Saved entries
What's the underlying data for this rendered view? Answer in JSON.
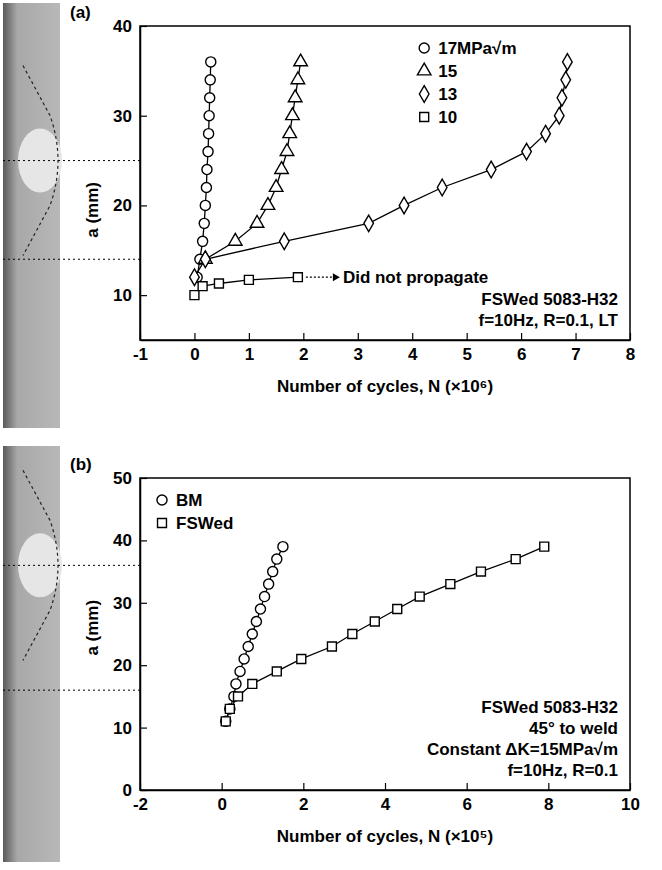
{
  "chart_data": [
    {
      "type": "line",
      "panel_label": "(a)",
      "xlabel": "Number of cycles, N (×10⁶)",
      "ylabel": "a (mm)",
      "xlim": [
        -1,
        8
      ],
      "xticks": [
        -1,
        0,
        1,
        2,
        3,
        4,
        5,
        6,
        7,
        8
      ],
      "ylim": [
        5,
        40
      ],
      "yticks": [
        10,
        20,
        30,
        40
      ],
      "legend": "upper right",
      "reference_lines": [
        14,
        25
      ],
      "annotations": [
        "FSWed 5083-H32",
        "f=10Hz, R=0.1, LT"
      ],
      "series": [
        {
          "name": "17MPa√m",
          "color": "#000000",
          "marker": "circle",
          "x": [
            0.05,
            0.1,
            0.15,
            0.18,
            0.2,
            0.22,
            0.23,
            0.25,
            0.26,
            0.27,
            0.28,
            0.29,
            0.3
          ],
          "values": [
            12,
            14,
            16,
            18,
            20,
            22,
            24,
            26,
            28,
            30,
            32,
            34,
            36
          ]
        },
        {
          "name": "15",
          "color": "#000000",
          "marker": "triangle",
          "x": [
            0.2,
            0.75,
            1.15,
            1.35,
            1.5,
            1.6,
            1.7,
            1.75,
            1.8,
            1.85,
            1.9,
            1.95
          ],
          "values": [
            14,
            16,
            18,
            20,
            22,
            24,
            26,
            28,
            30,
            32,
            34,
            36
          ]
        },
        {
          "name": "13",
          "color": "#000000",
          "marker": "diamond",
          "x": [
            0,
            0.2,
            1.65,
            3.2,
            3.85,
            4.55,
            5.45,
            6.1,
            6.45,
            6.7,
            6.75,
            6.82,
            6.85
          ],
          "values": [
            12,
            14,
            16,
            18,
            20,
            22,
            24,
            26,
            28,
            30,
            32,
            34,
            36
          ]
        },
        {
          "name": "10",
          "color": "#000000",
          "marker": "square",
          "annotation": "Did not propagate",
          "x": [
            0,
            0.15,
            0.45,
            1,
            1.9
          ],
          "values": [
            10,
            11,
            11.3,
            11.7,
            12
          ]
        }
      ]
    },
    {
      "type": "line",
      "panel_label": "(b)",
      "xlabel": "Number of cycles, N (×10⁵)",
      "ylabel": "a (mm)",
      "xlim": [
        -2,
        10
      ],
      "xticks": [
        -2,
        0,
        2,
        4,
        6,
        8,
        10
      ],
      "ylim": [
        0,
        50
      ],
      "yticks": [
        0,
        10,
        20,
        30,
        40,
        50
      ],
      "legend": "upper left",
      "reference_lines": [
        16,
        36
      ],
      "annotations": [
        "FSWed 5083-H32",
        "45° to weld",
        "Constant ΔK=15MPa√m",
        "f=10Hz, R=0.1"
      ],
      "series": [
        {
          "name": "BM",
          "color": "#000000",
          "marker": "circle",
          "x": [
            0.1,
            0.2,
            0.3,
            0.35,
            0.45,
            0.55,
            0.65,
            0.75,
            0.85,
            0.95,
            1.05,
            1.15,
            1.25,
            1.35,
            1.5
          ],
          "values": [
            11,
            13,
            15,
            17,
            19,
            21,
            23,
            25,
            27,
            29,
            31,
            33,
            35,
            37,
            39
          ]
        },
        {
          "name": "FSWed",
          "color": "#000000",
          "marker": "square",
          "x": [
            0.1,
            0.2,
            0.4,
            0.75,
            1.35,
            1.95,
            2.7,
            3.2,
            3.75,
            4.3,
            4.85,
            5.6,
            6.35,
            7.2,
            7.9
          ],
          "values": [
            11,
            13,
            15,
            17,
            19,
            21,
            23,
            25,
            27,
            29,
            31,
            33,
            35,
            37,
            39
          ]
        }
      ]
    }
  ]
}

• WHAT YOU SHOULD DO:
Working from the material above, state how many lines contain "xlabel"; give only the number.

• ANSWER TO THE TASK:
2